**PROBLEM DESCRIPTION:**
Count every line of these entries that holds the word "Output", and reply with the number only.

**DATA SHOWN:**

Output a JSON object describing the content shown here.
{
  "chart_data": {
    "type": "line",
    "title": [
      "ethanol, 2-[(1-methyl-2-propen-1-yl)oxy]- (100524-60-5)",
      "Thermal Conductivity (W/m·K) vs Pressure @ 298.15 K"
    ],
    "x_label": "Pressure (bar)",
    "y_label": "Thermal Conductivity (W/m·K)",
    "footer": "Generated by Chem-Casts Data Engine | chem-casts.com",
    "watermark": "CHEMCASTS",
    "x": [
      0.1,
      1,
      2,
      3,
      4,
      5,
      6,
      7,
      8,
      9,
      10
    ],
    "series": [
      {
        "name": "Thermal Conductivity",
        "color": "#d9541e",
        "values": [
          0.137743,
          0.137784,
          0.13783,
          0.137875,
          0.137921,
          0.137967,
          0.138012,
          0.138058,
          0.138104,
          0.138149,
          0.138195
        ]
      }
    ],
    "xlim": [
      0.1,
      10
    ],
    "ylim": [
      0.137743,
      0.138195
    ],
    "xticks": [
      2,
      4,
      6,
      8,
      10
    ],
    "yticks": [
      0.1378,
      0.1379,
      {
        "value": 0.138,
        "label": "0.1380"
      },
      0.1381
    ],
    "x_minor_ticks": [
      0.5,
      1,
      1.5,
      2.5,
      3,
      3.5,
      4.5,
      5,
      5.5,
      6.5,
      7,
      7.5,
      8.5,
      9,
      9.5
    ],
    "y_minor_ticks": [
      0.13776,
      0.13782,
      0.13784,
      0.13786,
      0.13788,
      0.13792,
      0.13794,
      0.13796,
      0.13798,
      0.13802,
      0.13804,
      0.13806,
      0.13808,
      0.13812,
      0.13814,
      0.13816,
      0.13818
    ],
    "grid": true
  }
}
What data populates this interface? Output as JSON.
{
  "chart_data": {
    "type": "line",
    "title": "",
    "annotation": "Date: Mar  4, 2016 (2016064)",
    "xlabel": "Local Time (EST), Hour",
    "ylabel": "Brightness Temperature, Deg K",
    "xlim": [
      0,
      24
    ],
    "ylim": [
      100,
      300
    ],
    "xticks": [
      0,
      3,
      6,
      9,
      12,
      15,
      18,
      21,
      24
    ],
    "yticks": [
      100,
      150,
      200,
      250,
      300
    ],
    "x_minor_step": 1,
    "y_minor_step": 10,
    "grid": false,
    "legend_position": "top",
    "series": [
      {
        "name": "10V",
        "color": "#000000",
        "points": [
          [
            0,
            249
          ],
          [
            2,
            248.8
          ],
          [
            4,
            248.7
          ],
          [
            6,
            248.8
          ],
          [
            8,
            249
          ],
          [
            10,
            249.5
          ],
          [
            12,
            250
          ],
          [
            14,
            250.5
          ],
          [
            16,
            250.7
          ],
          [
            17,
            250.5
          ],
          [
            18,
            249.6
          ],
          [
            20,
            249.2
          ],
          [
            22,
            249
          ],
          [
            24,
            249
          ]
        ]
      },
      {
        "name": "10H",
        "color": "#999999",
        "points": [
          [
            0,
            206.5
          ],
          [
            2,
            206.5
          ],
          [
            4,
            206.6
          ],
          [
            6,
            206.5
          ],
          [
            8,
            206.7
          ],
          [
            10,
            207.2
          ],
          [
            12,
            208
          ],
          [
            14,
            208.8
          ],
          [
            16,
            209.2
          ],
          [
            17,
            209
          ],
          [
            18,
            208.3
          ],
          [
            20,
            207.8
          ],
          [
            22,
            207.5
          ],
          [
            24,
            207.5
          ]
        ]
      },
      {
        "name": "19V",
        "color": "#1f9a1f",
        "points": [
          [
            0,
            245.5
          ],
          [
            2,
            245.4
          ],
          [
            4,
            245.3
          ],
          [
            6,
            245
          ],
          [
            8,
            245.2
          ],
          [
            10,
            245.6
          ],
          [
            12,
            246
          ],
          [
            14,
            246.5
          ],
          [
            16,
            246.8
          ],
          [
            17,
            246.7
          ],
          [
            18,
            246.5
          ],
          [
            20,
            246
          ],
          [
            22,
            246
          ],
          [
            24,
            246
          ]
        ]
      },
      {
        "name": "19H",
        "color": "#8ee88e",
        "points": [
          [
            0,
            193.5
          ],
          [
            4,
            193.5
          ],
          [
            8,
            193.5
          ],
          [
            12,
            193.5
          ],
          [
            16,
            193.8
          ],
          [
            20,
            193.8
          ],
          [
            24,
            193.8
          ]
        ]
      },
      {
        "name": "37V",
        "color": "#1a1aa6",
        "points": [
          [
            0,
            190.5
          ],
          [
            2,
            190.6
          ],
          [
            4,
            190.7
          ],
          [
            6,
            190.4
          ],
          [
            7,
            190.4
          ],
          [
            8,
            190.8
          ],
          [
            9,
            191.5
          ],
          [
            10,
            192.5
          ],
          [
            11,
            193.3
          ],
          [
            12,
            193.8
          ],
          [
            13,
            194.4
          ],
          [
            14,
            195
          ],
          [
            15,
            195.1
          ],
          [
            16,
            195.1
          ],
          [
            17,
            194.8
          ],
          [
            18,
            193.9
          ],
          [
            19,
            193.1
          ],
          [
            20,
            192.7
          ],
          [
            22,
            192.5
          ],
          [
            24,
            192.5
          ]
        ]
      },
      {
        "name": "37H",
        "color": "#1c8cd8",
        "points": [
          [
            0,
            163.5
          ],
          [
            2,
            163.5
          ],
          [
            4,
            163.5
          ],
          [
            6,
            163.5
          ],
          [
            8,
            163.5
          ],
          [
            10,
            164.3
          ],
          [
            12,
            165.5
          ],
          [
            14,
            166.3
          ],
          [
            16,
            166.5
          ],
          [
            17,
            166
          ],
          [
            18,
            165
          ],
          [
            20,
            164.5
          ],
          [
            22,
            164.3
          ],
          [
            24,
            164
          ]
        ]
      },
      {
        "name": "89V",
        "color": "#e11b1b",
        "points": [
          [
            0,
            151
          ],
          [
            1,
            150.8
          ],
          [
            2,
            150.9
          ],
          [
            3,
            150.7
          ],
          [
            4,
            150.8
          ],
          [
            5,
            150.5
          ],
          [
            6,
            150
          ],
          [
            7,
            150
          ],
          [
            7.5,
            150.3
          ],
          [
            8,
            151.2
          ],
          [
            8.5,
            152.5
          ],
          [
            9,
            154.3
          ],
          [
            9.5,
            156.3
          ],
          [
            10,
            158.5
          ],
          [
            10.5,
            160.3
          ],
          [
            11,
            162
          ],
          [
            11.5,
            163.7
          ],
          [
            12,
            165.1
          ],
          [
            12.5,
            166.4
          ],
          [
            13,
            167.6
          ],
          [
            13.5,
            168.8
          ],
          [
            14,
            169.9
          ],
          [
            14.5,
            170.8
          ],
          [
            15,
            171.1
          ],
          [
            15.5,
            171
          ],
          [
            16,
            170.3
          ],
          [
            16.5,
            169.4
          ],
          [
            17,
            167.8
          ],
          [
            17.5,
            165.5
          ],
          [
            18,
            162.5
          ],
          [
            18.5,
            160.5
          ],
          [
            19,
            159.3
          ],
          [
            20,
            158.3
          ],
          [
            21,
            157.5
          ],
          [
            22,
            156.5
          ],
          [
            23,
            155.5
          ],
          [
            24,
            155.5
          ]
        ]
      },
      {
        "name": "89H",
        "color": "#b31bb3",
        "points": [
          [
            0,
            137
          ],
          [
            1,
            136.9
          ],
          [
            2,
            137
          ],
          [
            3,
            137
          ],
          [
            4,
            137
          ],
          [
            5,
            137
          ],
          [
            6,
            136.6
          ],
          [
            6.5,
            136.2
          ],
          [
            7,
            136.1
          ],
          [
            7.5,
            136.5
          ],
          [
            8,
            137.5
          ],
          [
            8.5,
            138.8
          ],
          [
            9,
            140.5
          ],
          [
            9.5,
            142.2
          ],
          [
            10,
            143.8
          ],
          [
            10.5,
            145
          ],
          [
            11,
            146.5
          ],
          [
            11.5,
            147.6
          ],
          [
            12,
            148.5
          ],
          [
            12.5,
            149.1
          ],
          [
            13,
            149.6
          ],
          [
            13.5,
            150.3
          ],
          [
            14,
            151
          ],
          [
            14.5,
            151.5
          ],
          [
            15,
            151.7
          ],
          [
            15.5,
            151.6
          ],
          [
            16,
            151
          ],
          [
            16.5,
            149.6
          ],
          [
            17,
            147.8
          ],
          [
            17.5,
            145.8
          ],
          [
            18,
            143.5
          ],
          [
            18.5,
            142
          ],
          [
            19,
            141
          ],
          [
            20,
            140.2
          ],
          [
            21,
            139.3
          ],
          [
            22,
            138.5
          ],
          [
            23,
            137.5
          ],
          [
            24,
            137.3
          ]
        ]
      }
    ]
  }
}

**WRITTEN ANSWER:**
2